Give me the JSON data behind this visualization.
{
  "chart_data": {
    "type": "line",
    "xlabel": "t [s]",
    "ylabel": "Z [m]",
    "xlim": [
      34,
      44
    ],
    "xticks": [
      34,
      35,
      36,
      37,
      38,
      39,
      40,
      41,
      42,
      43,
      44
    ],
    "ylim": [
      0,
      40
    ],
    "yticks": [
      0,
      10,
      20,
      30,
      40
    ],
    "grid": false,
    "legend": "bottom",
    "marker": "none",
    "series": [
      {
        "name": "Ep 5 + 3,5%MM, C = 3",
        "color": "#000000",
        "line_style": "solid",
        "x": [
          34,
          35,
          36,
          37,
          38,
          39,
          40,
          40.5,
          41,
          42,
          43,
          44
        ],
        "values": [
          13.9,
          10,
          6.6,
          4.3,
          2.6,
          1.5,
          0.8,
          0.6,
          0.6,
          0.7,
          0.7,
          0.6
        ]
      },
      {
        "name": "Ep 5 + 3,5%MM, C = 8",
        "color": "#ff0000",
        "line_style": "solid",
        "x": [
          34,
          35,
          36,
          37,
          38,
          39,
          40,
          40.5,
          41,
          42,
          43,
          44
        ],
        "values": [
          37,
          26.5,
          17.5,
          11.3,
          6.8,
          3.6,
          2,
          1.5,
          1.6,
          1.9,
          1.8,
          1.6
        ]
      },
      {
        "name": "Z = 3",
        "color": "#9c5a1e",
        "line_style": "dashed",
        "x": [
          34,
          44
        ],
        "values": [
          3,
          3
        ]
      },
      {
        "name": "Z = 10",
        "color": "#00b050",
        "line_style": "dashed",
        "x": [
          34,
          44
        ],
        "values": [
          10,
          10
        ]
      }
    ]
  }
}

++++++++++++++++++++

Extract all of the data above and output it character for character.

◆ The answer
Give me the JSON data behind this visualization.
{
  "chart_data": {
    "type": "line",
    "xlabel": "t [s]",
    "ylabel": "Z [m]",
    "xlim": [
      34,
      44
    ],
    "xticks": [
      34,
      35,
      36,
      37,
      38,
      39,
      40,
      41,
      42,
      43,
      44
    ],
    "ylim": [
      0,
      40
    ],
    "yticks": [
      0,
      10,
      20,
      30,
      40
    ],
    "grid": false,
    "legend": "bottom",
    "marker": "none",
    "series": [
      {
        "name": "Ep 5 + 3,5%MM, C = 3",
        "color": "#000000",
        "line_style": "solid",
        "x": [
          34,
          35,
          36,
          37,
          38,
          39,
          40,
          40.5,
          41,
          42,
          43,
          44
        ],
        "values": [
          13.9,
          10,
          6.6,
          4.3,
          2.6,
          1.5,
          0.8,
          0.6,
          0.6,
          0.7,
          0.7,
          0.6
        ]
      },
      {
        "name": "Ep 5 + 3,5%MM, C = 8",
        "color": "#ff0000",
        "line_style": "solid",
        "x": [
          34,
          35,
          36,
          37,
          38,
          39,
          40,
          40.5,
          41,
          42,
          43,
          44
        ],
        "values": [
          37,
          26.5,
          17.5,
          11.3,
          6.8,
          3.6,
          2,
          1.5,
          1.6,
          1.9,
          1.8,
          1.6
        ]
      },
      {
        "name": "Z = 3",
        "color": "#9c5a1e",
        "line_style": "dashed",
        "x": [
          34,
          44
        ],
        "values": [
          3,
          3
        ]
      },
      {
        "name": "Z = 10",
        "color": "#00b050",
        "line_style": "dashed",
        "x": [
          34,
          44
        ],
        "values": [
          10,
          10
        ]
      }
    ]
  }
}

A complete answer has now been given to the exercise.